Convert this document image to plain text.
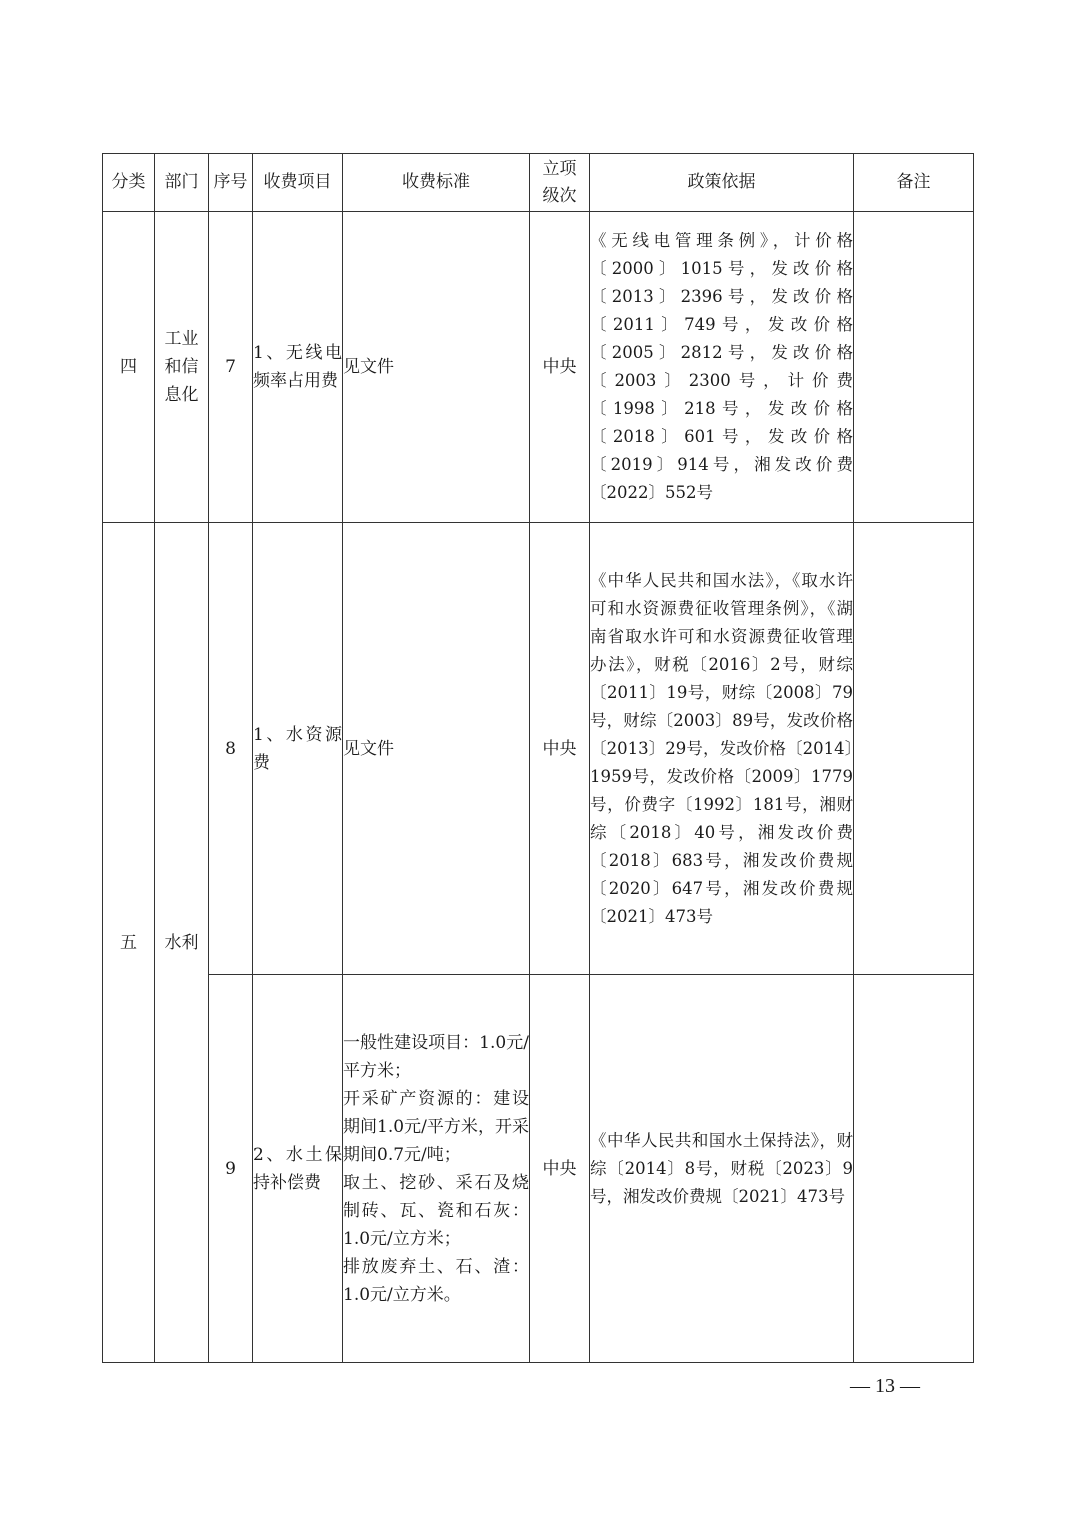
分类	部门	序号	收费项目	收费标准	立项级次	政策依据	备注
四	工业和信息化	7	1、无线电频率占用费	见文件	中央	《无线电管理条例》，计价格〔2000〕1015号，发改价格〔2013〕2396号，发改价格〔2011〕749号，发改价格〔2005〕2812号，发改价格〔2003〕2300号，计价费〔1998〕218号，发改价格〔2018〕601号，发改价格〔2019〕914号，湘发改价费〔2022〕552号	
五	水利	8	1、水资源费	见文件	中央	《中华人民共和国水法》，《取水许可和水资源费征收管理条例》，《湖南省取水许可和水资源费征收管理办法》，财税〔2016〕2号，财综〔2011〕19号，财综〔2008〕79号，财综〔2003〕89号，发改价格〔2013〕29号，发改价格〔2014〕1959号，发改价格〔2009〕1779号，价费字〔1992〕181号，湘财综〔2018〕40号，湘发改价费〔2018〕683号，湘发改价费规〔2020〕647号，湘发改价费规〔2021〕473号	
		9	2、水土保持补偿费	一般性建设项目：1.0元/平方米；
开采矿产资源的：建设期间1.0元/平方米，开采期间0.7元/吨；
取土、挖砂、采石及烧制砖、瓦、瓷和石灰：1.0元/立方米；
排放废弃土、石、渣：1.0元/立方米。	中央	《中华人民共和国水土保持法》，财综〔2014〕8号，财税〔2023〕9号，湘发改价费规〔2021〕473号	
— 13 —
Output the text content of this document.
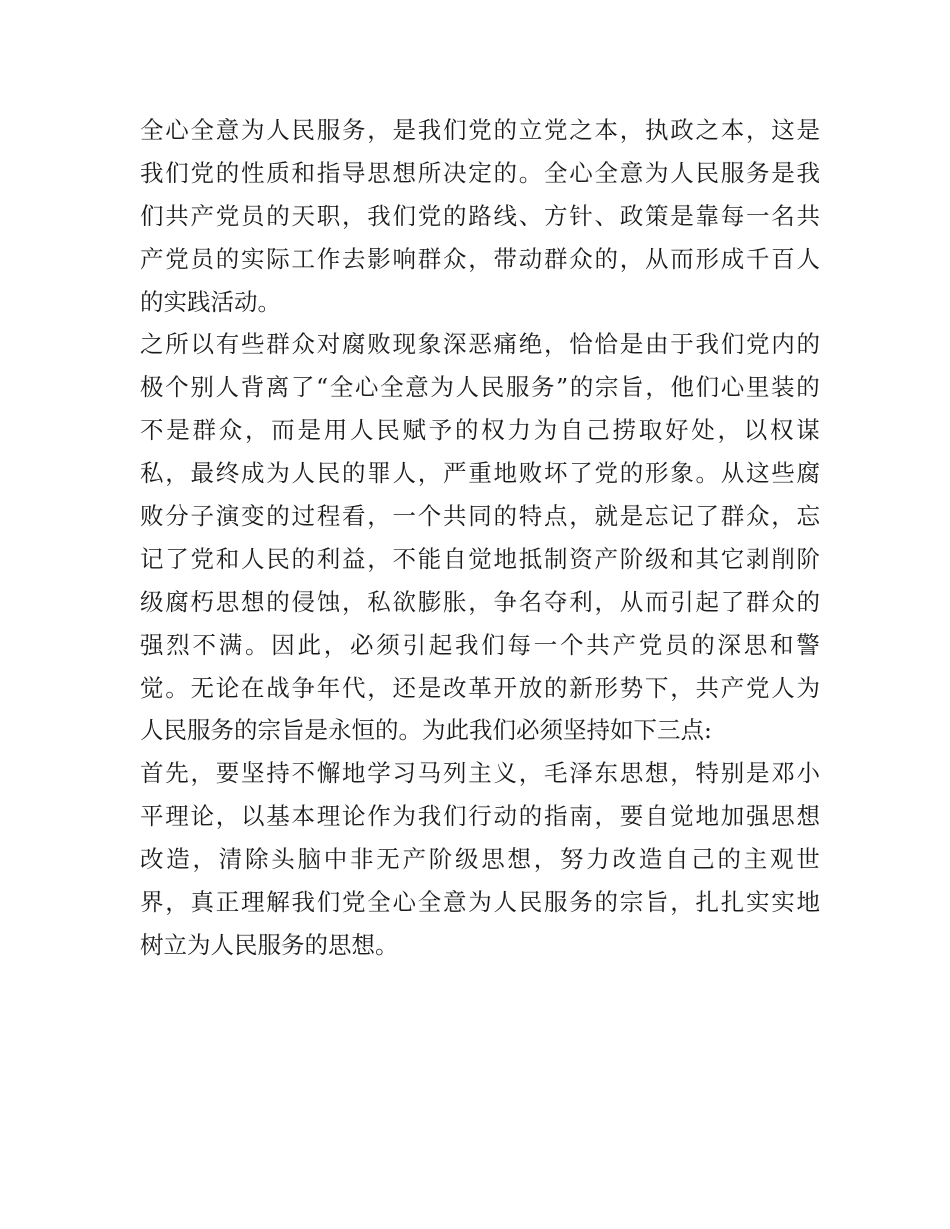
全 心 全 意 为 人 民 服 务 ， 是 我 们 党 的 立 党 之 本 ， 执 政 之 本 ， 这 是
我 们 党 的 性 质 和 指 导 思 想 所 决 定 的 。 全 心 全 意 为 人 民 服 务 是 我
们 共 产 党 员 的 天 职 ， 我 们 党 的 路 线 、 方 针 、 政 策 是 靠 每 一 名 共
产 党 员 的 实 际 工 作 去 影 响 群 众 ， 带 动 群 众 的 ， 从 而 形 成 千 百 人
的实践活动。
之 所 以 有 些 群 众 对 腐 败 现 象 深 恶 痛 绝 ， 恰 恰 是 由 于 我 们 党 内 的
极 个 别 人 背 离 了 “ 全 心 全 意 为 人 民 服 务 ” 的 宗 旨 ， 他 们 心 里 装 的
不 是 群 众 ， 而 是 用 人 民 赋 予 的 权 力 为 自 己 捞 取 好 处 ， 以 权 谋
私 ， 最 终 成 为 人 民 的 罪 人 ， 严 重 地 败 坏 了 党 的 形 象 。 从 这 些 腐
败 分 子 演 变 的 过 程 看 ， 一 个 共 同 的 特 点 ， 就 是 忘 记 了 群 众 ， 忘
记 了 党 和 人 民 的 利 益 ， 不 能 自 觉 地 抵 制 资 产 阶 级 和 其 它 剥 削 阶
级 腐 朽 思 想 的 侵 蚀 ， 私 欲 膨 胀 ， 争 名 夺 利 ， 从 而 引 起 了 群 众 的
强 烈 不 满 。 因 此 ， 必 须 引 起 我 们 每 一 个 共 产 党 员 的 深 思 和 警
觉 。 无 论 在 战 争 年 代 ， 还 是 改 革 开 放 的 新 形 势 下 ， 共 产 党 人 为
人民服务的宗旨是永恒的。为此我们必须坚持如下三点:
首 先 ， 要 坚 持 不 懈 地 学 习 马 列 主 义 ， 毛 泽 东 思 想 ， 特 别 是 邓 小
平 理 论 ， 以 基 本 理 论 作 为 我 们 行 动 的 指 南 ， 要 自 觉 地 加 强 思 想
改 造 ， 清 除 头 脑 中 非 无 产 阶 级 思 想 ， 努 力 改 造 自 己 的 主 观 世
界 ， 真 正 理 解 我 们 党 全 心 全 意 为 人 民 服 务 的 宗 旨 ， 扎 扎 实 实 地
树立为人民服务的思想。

● PROBLEM TO SOLVE
Transcribe the full listing above exactly, with the images removed.

● EXPECTED OUTPUT
Convert this document image to plain text.
分类	部门	序号	收费项目	收费标准	立项级次	政策依据	备注
四	工业和信息化	7	1、无线电频率占用费	见文件	中央	《无线电管理条例》，计价格〔2000〕1015号，发改价格〔2013〕2396号，发改价格〔2011〕749号，发改价格〔2005〕2812号，发改价格〔2003〕2300号，计价费〔1998〕218号，发改价格〔2018〕601号，发改价格〔2019〕914号，湘发改价费〔2022〕552号	
五	水利	8	1、水资源费	见文件	中央	《中华人民共和国水法》，《取水许可和水资源费征收管理条例》，《湖南省取水许可和水资源费征收管理办法》，财税〔2016〕2号，财综〔2011〕19号，财综〔2008〕79号，财综〔2003〕89号，发改价格〔2013〕29号，发改价格〔2014〕1959号，发改价格〔2009〕1779号，价费字〔1992〕181号，湘财综〔2018〕40号，湘发改价费〔2018〕683号，湘发改价费规〔2020〕647号，湘发改价费规〔2021〕473号	
		9	2、水土保持补偿费	一般性建设项目：1.0元/平方米；
开采矿产资源的：建设期间1.0元/平方米，开采期间0.7元/吨；
取土、挖砂、采石及烧制砖、瓦、瓷和石灰：1.0元/立方米；
排放废弃土、石、渣：1.0元/立方米。	中央	《中华人民共和国水土保持法》，财综〔2014〕8号，财税〔2023〕9号，湘发改价费规〔2021〕473号	
— 13 —
Output the text content of this document.
全 心 全 意 为 人 民 服 务 ， 是 我 们 党 的 立 党 之 本 ， 执 政 之 本 ， 这 是
我 们 党 的 性 质 和 指 导 思 想 所 决 定 的 。 全 心 全 意 为 人 民 服 务 是 我
们 共 产 党 员 的 天 职 ， 我 们 党 的 路 线 、 方 针 、 政 策 是 靠 每 一 名 共
产 党 员 的 实 际 工 作 去 影 响 群 众 ， 带 动 群 众 的 ， 从 而 形 成 千 百 人
的实践活动。
之 所 以 有 些 群 众 对 腐 败 现 象 深 恶 痛 绝 ， 恰 恰 是 由 于 我 们 党 内 的
极 个 别 人 背 离 了 “ 全 心 全 意 为 人 民 服 务 ” 的 宗 旨 ， 他 们 心 里 装 的
不 是 群 众 ， 而 是 用 人 民 赋 予 的 权 力 为 自 己 捞 取 好 处 ， 以 权 谋
私 ， 最 终 成 为 人 民 的 罪 人 ， 严 重 地 败 坏 了 党 的 形 象 。 从 这 些 腐
败 分 子 演 变 的 过 程 看 ， 一 个 共 同 的 特 点 ， 就 是 忘 记 了 群 众 ， 忘
记 了 党 和 人 民 的 利 益 ， 不 能 自 觉 地 抵 制 资 产 阶 级 和 其 它 剥 削 阶
级 腐 朽 思 想 的 侵 蚀 ， 私 欲 膨 胀 ， 争 名 夺 利 ， 从 而 引 起 了 群 众 的
强 烈 不 满 。 因 此 ， 必 须 引 起 我 们 每 一 个 共 产 党 员 的 深 思 和 警
觉 。 无 论 在 战 争 年 代 ， 还 是 改 革 开 放 的 新 形 势 下 ， 共 产 党 人 为
人民服务的宗旨是永恒的。为此我们必须坚持如下三点:
首 先 ， 要 坚 持 不 懈 地 学 习 马 列 主 义 ， 毛 泽 东 思 想 ， 特 别 是 邓 小
平 理 论 ， 以 基 本 理 论 作 为 我 们 行 动 的 指 南 ， 要 自 觉 地 加 强 思 想
改 造 ， 清 除 头 脑 中 非 无 产 阶 级 思 想 ， 努 力 改 造 自 己 的 主 观 世
界 ， 真 正 理 解 我 们 党 全 心 全 意 为 人 民 服 务 的 宗 旨 ， 扎 扎 实 实 地
树立为人民服务的思想。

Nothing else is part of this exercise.